PROBLEM –
Write the data out again exactly, with no pictures.

LISTED RECORDS –

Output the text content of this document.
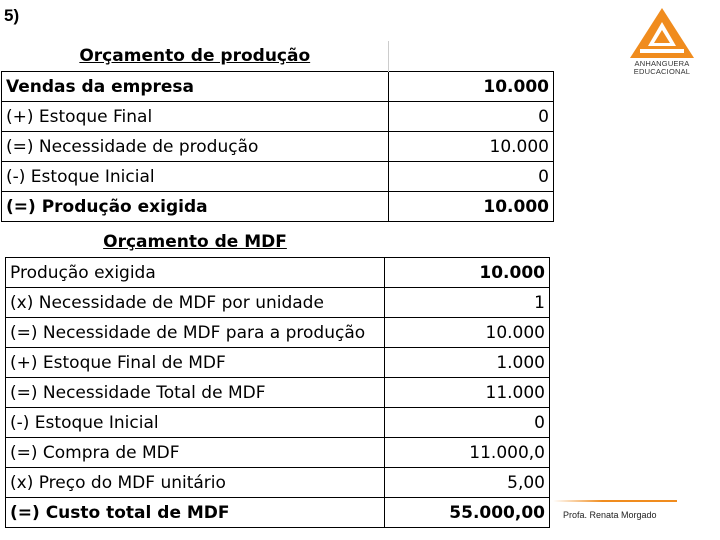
5)
ANHANGUERA
EDUCACIONAL
Orçamento de produção	
Vendas da empresa	10.000
(+) Estoque Final	0
(=) Necessidade de produção	10.000
(-) Estoque Inicial	0
(=) Produção exigida	10.000
Orçamento de MDF	
Produção exigida	10.000
(x) Necessidade de MDF por unidade	1
(=) Necessidade de MDF para a produção	10.000
(+) Estoque Final de MDF	1.000
(=) Necessidade Total de MDF	11.000
(-) Estoque Inicial	0
(=) Compra de MDF	11.000,0
(x) Preço do MDF unitário	5,00
(=) Custo total de MDF	55.000,00 Profa. Renata Morgado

ANSWER TO THE PROBLEM –
Output the text content of this document.
5)
ANHANGUERA
EDUCACIONAL
Orçamento de produção	
Vendas da empresa	10.000
(+) Estoque Final	0
(=) Necessidade de produção	10.000
(-) Estoque Inicial	0
(=) Produção exigida	10.000
Orçamento de MDF	
Produção exigida	10.000
(x) Necessidade de MDF por unidade	1
(=) Necessidade de MDF para a produção	10.000
(+) Estoque Final de MDF	1.000
(=) Necessidade Total de MDF	11.000
(-) Estoque Inicial	0
(=) Compra de MDF	11.000,0
(x) Preço do MDF unitário	5,00
(=) Custo total de MDF	55.000,00 Profa. Renata Morgado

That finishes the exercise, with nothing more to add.